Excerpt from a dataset
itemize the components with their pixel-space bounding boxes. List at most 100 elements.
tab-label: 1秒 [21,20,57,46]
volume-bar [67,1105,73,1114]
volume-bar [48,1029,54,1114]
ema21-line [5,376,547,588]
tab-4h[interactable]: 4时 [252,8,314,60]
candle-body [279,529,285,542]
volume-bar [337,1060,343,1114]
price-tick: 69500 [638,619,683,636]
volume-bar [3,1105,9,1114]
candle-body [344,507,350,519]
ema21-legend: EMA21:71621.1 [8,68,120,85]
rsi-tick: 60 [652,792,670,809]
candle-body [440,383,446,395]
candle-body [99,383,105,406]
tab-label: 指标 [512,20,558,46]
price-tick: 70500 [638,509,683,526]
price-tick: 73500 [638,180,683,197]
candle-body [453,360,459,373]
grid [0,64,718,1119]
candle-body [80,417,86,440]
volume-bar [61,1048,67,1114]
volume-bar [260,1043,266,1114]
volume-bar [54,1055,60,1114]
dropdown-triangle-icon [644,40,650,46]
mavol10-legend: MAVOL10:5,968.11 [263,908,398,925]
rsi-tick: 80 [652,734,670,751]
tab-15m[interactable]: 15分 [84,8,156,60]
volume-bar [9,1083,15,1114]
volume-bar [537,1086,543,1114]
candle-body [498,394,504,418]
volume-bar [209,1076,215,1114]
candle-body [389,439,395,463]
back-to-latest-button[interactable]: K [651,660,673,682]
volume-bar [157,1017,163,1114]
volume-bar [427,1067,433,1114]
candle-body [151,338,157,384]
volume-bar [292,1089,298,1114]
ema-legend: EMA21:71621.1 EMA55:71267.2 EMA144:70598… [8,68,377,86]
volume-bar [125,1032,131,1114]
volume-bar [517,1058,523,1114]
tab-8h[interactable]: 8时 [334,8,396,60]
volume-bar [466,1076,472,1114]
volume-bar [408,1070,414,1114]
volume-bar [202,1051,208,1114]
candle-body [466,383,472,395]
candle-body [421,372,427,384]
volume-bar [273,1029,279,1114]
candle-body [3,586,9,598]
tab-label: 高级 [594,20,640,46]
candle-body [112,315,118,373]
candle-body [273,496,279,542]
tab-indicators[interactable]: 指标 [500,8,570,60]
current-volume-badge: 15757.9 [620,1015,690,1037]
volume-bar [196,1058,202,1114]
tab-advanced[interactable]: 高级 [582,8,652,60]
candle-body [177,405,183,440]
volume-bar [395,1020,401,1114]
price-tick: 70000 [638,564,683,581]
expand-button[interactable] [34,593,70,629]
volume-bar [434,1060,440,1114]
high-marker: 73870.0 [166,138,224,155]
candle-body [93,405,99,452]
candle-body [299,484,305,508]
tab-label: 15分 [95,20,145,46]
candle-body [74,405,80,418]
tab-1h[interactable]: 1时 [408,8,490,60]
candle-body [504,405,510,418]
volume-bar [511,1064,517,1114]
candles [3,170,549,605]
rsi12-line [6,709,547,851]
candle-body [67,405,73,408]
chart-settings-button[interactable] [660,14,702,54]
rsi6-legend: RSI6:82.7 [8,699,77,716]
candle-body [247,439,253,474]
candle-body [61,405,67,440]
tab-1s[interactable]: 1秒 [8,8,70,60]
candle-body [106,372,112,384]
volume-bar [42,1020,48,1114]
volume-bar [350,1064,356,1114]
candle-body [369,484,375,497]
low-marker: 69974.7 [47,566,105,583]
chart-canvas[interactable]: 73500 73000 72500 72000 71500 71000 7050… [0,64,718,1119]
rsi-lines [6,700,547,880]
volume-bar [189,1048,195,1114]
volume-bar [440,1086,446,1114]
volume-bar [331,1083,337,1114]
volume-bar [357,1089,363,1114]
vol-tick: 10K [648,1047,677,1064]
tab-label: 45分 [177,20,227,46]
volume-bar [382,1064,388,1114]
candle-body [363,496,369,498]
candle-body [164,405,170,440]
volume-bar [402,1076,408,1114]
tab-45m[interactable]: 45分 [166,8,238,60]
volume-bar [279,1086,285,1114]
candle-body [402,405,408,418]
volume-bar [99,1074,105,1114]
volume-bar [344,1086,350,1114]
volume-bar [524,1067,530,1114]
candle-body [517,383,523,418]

Objective
Determine how many lines of the listing contain the string "button", matching case exactly, and reply with the number alone.

Problem solution
3